- [Set task]
Search the material for "text" and show all lines that contain it.

───

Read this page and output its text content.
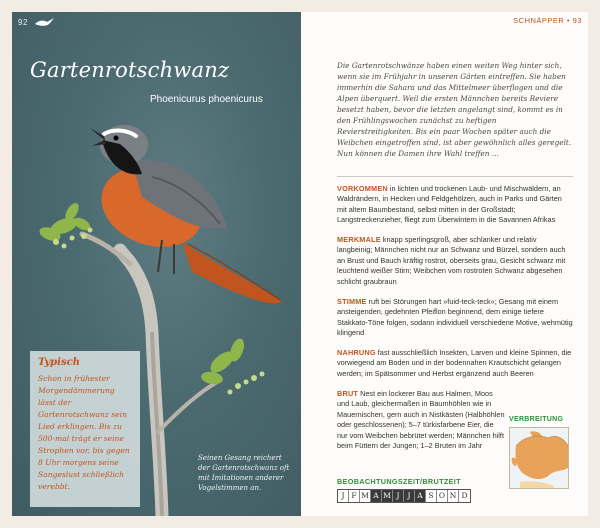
92
Gartenrotschwanz
Phoenicurus phoenicurus
Typisch
Schon in frühester Morgendämmerung lässt der Gartenrotschwanz sein Lied erklingen. Bis zu 500-mal trägt er seine Strophen vor, bis gegen 8 Uhr morgens seine Sangeslust schließlich verebbt.
Seinen Gesang reichert der Gartenrotschwanz oft mit Imitationen anderer Vogelstimmen an.
SCHNÄPPER • 93
Die Gartenrotschwänze haben einen weiten Weg hinter sich, wenn sie im Frühjahr in unseren Gärten eintreffen. Sie haben immerhin die Sahara und das Mittelmeer überflogen und die Alpen überquert. Weil die ersten Männchen bereits Reviere besetzt haben, bevor die letzten angelangt sind, kommt es in den Frühlingswochen zunächst zu heftigen Revierstreitigkeiten. Bis ein paar Wochen später auch die Weibchen eingetroffen sind, ist aber gewöhnlich alles geregelt. Nun können die Damen ihre Wahl treffen …
VORKOMMEN in lichten und trockenen Laub- und Mischwäldern, an Waldrändern, in Hecken und Feldgehölzen, auch in Parks und Gärten mit altem Baumbestand, selbst mitten in der Großstadt; Langstreckenzieher, fliegt zum Überwintern in die Savannen Afrikas
MERKMALE knapp sperlingsgroß, aber schlanker und relativ langbeinig; Männchen nicht nur an Schwanz und Bürzel, sondern auch an Brust und Bauch kräftig rostrot, oberseits grau, Gesicht schwarz mit leuchtend weißer Stirn; Weibchen vom rostroten Schwanz abgesehen schlicht graubraun
STIMME ruft bei Störungen hart »fuid-teck-teck«; Gesang mit einem ansteigenden, gedehnten Pfeiflon beginnend, dem einige tiefere Stakkato-Töne folgen, sodann individuell verschiedene Motive, wehmütig klingend
NAHRUNG fast ausschließlich Insekten, Larven und kleine Spinnen, die vorwiegend am Boden und in der bodennahen Krautschicht gelangen werden; im Spätsommer und Herbst ergänzend auch Beeren
BRUT Nest ein lockerer Bau aus Halmen, Moos und Laub, gleichermaßen in Baumhöhlen wie in Mauernischen, gern auch in Nistkästen (Halbhöhlen oder geschlossenen); 5–7 türkisfarbene Eier, die nur vom Weibchen bebrütet werden; Männchen hilft beim Füttern der Jungen; 1–2 Bruten im Jahr
VERBREITUNG
BEOBACHTUNGSZEIT/BRUTZEIT
J F M A M J	J A S O N D
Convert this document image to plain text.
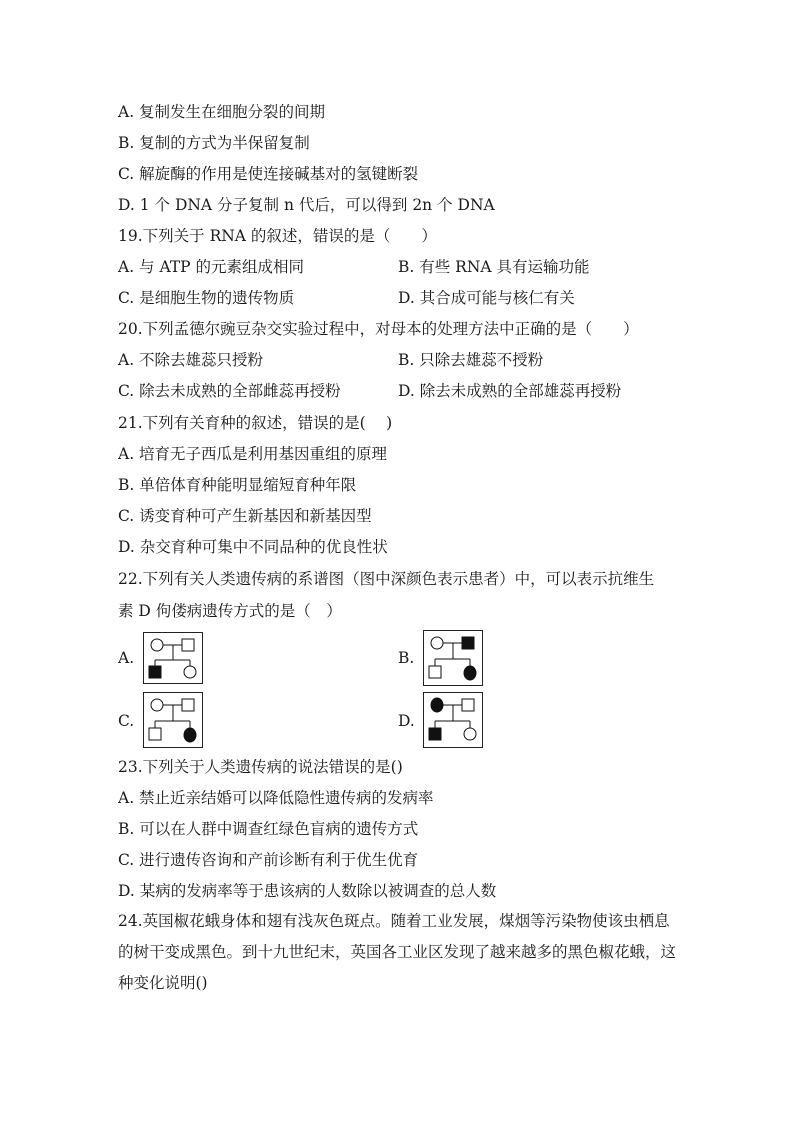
A. 复制发生在细胞分裂的间期
B. 复制的方式为半保留复制
C. 解旋酶的作用是使连接碱基对的氢键断裂
D. 1 个 DNA 分子复制 n 代后，可以得到 2n 个 DNA
19.下列关于 RNA 的叙述，错误的是（　　）
A. 与 ATP 的元素组成相同	B. 有些 RNA 具有运输功能
C. 是细胞生物的遗传物质	D. 其合成可能与核仁有关
20.下列孟德尔豌豆杂交实验过程中，对母本的处理方法中正确的是（　　）
A. 不除去雄蕊只授粉	B. 只除去雄蕊不授粉
C. 除去未成熟的全部雌蕊再授粉	D. 除去未成熟的全部雄蕊再授粉
21.下列有关育种的叙述，错误的是(　 )
A. 培育无子西瓜是利用基因重组的原理
B. 单倍体育种能明显缩短育种年限
C. 诱变育种可产生新基因和新基因型
D. 杂交育种可集中不同品种的优良性状
22.下列有关人类遗传病的系谱图（图中深颜色表示患者）中，可以表示抗维生
素 D 佝偻病遗传方式的是（　）
A.	B.
C.	D.
23.下列关于人类遗传病的说法错误的是()
A. 禁止近亲结婚可以降低隐性遗传病的发病率
B. 可以在人群中调查红绿色盲病的遗传方式
C. 进行遗传咨询和产前诊断有利于优生优育
D. 某病的发病率等于患该病的人数除以被调查的总人数
24.英国椒花蛾身体和翅有浅灰色斑点。随着工业发展，煤烟等污染物使该虫栖息的树干变成黑色。到十九世纪末，英国各工业区发现了越来越多的黑色椒花蛾，这种变化说明()
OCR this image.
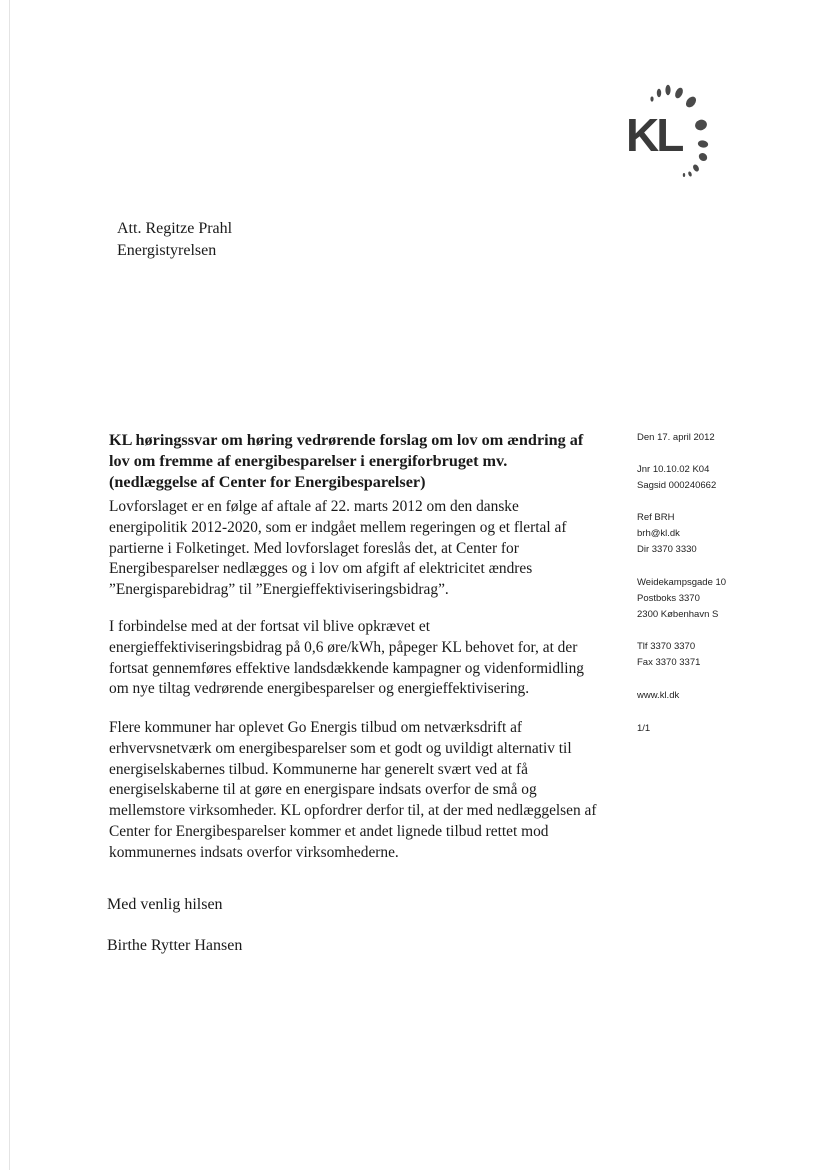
KL
Att. Regitze Prahl
Energistyrelsen
KL høringssvar om høring vedrørende forslag om lov om ændring af lov om fremme af energibesparelser i energiforbruget mv. (nedlæggelse af Center for Energibesparelser)

Lovforslaget er en følge af aftale af 22. marts 2012 om den danske energipolitik 2012-2020, som er indgået mellem regeringen og et flertal af partierne i Folketinget. Med lovforslaget foreslås det, at Center for Energibesparelser nedlægges og i lov om afgift af elektricitet ændres ”Energisparebidrag” til ”Energieffektiviseringsbidrag”.

I forbindelse med at der fortsat vil blive opkrævet et energieffektiviseringsbidrag på 0,6 øre/kWh, påpeger KL behovet for, at der fortsat gennemføres effektive landsdækkende kampagner og videnformidling om nye tiltag vedrørende energibesparelser og energieffektivisering.

Flere kommuner har oplevet Go Energis tilbud om netværksdrift af erhvervsnetværk om energibesparelser som et godt og uvildigt alternativ til energiselskabernes tilbud. Kommunerne har generelt svært ved at få energiselskaberne til at gøre en energispare indsats overfor de små og mellemstore virksomheder. KL opfordrer derfor til, at der med nedlæggelsen af Center for Energibesparelser kommer et andet lignede tilbud rettet mod kommunernes indsats overfor virksomhederne.

Med venlig hilsen
Birthe Rytter Hansen

Den 17. april 2012

Jnr 10.10.02 K04

Sagsid 000240662

Ref BRH

brh@kl.dk

Dir 3370 3330

Weidekampsgade 10

Postboks 3370

2300 København S

Tlf 3370 3370

Fax 3370 3371

www.kl.dk

1/1
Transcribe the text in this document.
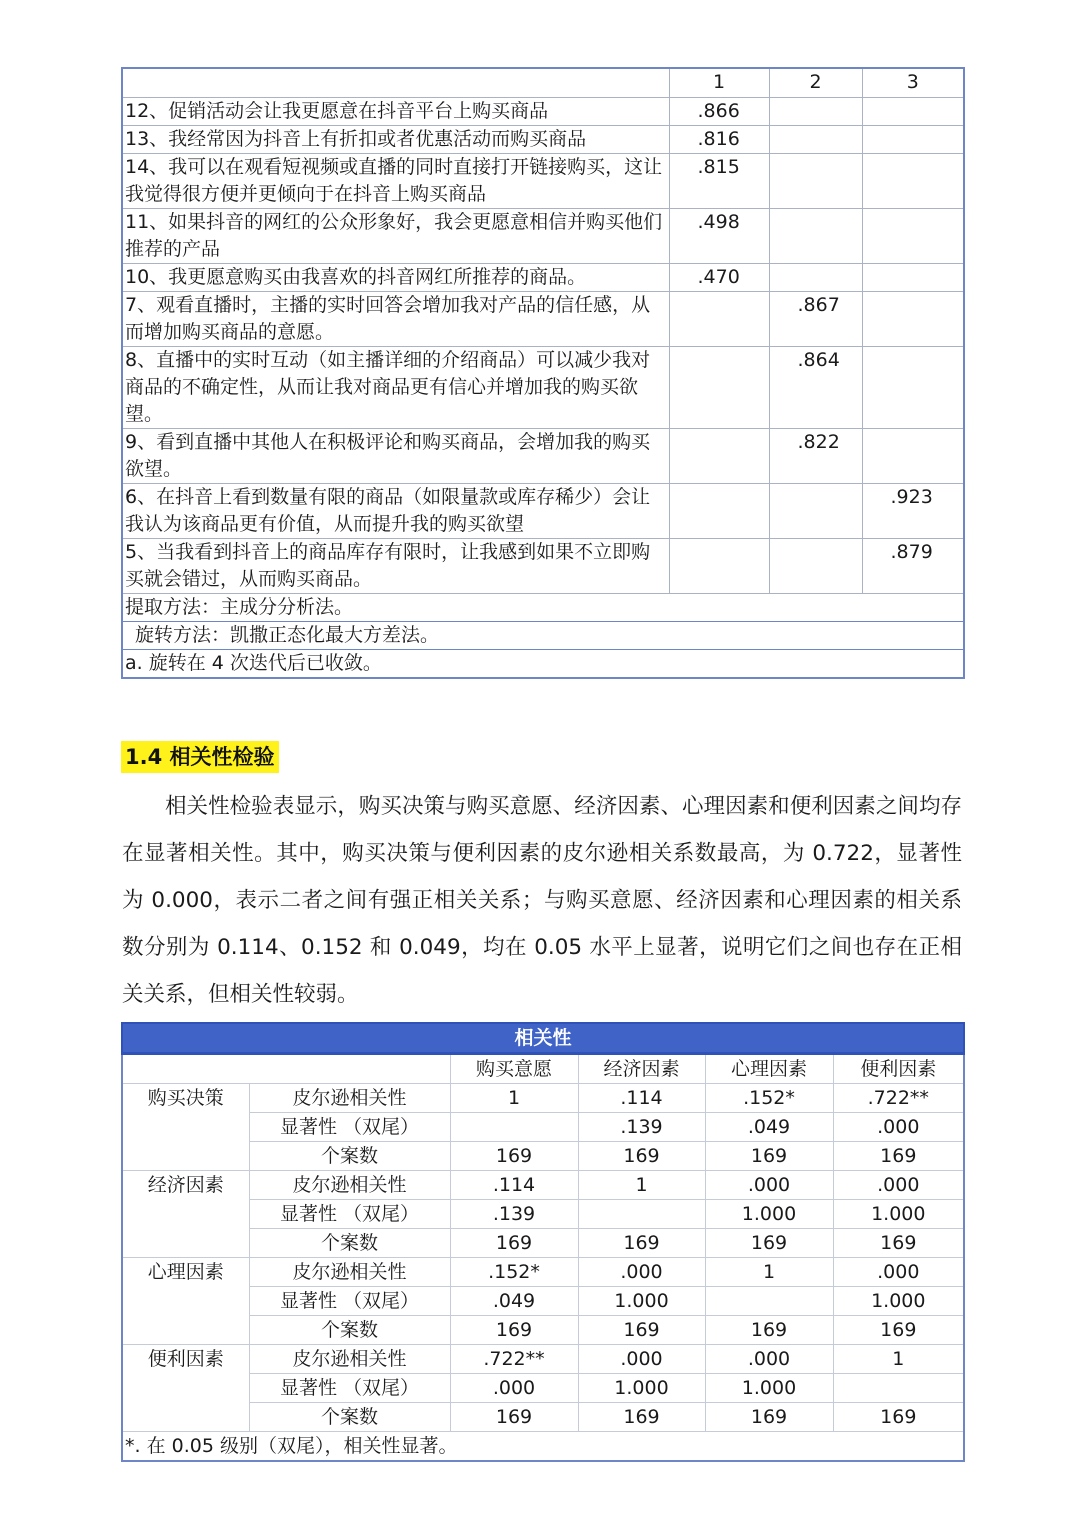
	1	2	3
12、促销活动会让我更愿意在抖音平台上购买商品	.866		
13、我经常因为抖音上有折扣或者优惠活动而购买商品	.816		
14、我可以在观看短视频或直播的同时直接打开链接购买，这让我觉得很方便并更倾向于在抖音上购买商品	.815		
11、如果抖音的网红的公众形象好，我会更愿意相信并购买他们推荐的产品	.498		
10、我更愿意购买由我喜欢的抖音网红所推荐的商品。	.470		
7、观看直播时，主播的实时回答会增加我对产品的信任感，从而增加购买商品的意愿。		.867	
8、直播中的实时互动（如主播详细的介绍商品）可以减少我对商品的不确定性，从而让我对商品更有信心并增加我的购买欲望。		.864	
9、看到直播中其他人在积极评论和购买商品，会增加我的购买欲望。		.822	
6、在抖音上看到数量有限的商品（如限量款或库存稀少）会让我认为该商品更有价值，从而提升我的购买欲望			.923
5、当我看到抖音上的商品库存有限时，让我感到如果不立即购买就会错过，从而购买商品。			.879
提取方法：主成分分析法。			
旋转方法：凯撒正态化最大方差法。			
a. 旋转在 4 次迭代后已收敛。			
1.4 相关性检验

相关性检验表显示，购买决策与购买意愿、经济因素、心理因素和便利因素之间均存在显著相关性。其中，购买决策与便利因素的皮尔逊相关系数最高，为 0.722，显著性为 0.000，表示二者之间有强正相关关系；与购买意愿、经济因素和心理因素的相关系数分别为 0.114、0.152 和 0.049，均在 0.05 水平上显著，说明它们之间也存在正相关关系，但相关性较弱。

相关性					
		购买意愿	经济因素	心理因素	便利因素
购买决策	皮尔逊相关性	1	.114	.152*	.722**
	显著性 （双尾）		.139	.049	.000
	个案数	169	169	169	169
经济因素	皮尔逊相关性	.114	1	.000	.000
	显著性 （双尾）	.139		1.000	1.000
	个案数	169	169	169	169
心理因素	皮尔逊相关性	.152*	.000	1	.000
	显著性 （双尾）	.049	1.000		1.000
	个案数	169	169	169	169
便利因素	皮尔逊相关性	.722**	.000	.000	1
	显著性 （双尾）	.000	1.000	1.000	
	个案数	169	169	169	169
*. 在 0.05 级别（双尾），相关性显著。					
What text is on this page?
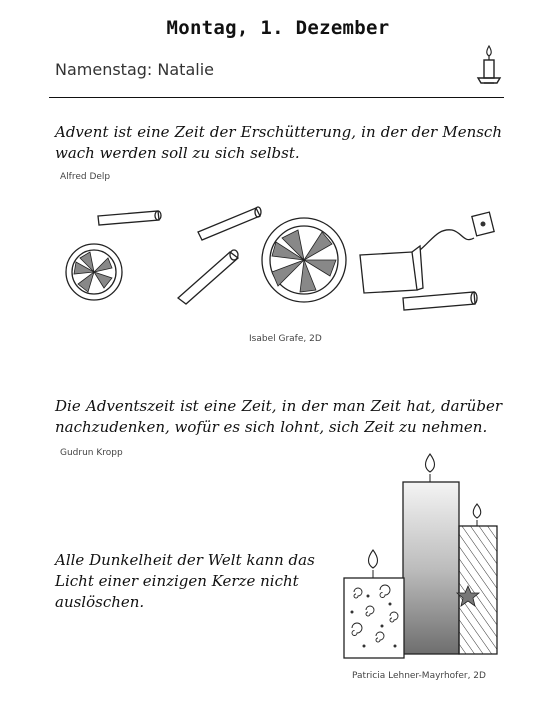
Montag, 1. Dezember
Namenstag: Natalie
Advent ist eine Zeit der Erschütterung, in der der Mensch wach werden soll zu sich selbst.
Alfred Delp
Isabel Grafe, 2D
Die Adventszeit ist eine Zeit, in der man Zeit hat, darüber nachzudenken, wofür es sich lohnt, sich Zeit zu nehmen.
Gudrun Kropp
Alle Dunkelheit der Welt kann das Licht einer einzigen Kerze nicht auslöschen.
Patricia Lehner-Mayrhofer, 2D
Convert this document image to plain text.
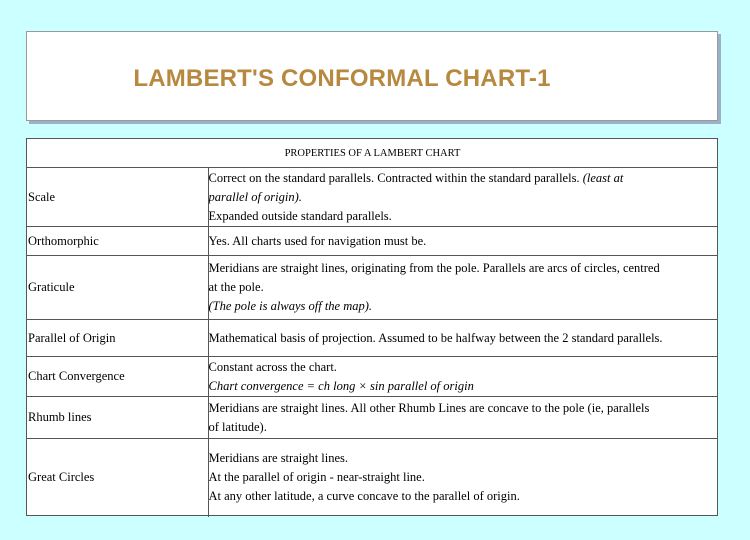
LAMBERT'S CONFORMAL CHART-1
PROPERTIES OF A LAMBERT CHART	
Scale	Correct on the standard parallels. Contracted within the standard parallels. (least at
parallel of origin).
Expanded outside standard parallels.

Orthomorphic	Yes. All charts used for navigation must be.

Graticule	Meridians are straight lines, originating from the pole. Parallels are arcs of circles, centred
at the pole.
(The pole is always off the map).

Parallel of Origin	Mathematical basis of projection. Assumed to be halfway between the 2 standard parallels.

Chart Convergence	Constant across the chart.
Chart convergence = ch long × sin parallel of origin

Rhumb lines	Meridians are straight lines. All other Rhumb Lines are concave to the pole (ie, parallels
of latitude).

Great Circles	Meridians are straight lines.
At the parallel of origin - near-straight line.
At any other latitude, a curve concave to the parallel of origin.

───

- [Solution]
Read this page and output its text content.
Convert this document image to plain text.
Transcribe the text in this document.
What text is on this page?
Convert this document image to plain text.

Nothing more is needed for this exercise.